▶ **Work required**
Copy each line of the material below that includes the string "minutes".

+++ Records supplied

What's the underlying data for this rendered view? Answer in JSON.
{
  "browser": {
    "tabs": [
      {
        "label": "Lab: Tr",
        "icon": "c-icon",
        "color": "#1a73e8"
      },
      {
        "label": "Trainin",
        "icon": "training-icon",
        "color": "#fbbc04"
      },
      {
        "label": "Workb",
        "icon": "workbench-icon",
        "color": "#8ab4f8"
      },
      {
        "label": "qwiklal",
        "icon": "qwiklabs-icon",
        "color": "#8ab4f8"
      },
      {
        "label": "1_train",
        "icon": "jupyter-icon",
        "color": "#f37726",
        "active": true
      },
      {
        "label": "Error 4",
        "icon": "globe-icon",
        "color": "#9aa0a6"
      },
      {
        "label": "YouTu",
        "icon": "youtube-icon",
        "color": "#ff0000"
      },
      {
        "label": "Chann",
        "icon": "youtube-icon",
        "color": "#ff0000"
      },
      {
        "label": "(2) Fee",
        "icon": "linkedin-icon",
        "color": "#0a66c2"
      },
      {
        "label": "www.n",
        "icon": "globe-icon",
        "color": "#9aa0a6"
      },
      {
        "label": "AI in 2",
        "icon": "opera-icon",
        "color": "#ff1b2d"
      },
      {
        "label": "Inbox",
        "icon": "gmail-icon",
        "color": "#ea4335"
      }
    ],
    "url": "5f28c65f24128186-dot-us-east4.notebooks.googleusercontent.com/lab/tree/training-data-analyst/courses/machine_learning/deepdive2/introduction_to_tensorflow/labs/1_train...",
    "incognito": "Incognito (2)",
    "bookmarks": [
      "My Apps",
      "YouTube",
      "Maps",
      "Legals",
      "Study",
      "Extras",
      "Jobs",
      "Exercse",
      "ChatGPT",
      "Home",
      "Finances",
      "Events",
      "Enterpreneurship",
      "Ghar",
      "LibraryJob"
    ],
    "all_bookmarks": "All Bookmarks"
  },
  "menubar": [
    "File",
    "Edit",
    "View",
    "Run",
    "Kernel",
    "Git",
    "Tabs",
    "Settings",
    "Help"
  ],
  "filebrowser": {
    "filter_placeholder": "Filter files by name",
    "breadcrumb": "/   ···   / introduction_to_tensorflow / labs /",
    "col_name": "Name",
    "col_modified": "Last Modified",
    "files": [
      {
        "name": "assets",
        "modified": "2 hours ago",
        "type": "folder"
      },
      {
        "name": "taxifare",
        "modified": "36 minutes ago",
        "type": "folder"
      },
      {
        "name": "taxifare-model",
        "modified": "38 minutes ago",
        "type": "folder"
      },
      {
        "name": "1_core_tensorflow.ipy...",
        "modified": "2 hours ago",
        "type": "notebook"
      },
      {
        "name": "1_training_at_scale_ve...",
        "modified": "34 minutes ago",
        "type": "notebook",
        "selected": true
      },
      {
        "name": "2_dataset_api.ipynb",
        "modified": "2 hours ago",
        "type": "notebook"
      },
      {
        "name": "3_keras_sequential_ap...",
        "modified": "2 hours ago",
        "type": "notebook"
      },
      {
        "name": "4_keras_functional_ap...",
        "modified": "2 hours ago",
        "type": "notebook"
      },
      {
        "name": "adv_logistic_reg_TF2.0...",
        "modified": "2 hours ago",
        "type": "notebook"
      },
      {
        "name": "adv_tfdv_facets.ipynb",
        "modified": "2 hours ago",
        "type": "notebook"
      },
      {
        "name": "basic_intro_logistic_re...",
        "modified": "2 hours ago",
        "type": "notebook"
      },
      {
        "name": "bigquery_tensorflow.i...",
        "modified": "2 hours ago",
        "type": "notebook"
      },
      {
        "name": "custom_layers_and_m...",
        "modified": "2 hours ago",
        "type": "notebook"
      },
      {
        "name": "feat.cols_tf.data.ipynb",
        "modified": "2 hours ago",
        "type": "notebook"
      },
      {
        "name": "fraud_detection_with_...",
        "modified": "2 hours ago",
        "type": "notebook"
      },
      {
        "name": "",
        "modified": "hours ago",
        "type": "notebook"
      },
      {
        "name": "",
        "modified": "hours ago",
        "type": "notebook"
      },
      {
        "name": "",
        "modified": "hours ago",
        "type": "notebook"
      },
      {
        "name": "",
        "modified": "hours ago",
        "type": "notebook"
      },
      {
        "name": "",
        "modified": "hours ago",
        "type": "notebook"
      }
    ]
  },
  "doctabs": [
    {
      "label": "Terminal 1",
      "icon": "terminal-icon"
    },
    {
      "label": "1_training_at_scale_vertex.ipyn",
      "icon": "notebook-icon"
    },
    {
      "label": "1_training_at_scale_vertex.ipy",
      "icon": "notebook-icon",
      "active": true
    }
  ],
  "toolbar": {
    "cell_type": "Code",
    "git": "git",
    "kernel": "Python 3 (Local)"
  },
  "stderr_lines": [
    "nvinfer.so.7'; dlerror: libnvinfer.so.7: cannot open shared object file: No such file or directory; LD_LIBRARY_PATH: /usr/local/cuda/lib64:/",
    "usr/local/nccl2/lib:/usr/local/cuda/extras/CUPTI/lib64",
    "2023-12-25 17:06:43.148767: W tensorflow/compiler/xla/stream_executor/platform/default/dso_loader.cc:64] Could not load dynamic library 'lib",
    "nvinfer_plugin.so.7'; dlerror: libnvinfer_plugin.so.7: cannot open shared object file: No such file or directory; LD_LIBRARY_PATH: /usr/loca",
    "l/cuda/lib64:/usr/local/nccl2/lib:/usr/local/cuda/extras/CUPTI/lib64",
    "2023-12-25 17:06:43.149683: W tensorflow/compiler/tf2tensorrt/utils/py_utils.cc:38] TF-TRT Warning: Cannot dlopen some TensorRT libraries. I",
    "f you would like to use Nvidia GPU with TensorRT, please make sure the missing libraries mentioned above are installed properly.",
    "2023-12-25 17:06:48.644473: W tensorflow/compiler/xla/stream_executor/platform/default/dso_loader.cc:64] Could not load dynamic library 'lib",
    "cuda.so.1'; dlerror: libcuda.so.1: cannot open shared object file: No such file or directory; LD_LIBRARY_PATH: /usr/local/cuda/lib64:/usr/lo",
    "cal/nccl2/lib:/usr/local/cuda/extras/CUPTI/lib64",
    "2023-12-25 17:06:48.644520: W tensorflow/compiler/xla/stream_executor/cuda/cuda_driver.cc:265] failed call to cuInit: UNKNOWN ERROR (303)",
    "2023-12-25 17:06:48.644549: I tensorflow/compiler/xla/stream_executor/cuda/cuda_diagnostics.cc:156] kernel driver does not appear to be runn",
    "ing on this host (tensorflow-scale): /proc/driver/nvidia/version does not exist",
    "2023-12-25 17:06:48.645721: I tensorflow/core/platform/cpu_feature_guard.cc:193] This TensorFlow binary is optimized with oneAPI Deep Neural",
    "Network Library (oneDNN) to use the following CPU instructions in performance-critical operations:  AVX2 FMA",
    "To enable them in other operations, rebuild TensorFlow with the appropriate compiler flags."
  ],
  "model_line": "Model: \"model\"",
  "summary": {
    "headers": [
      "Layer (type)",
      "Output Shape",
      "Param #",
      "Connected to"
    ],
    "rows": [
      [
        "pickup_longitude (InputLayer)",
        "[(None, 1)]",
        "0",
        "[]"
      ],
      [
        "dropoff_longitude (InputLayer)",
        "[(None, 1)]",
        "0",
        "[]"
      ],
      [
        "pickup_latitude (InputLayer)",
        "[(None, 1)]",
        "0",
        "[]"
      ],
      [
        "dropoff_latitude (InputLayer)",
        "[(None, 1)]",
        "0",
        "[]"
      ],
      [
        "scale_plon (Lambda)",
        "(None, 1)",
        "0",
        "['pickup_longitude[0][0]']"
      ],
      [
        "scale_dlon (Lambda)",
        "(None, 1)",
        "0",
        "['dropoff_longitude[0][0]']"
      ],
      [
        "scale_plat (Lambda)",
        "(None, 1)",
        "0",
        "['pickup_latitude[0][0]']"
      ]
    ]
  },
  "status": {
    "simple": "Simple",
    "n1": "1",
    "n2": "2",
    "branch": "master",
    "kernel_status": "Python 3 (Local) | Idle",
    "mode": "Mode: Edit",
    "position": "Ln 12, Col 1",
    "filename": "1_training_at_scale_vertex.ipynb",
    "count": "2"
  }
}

++++++

▶ **Task output**
        "modified": "36 minutes ago",
        "modified": "38 minutes ago",
        "modified": "34 minutes ago",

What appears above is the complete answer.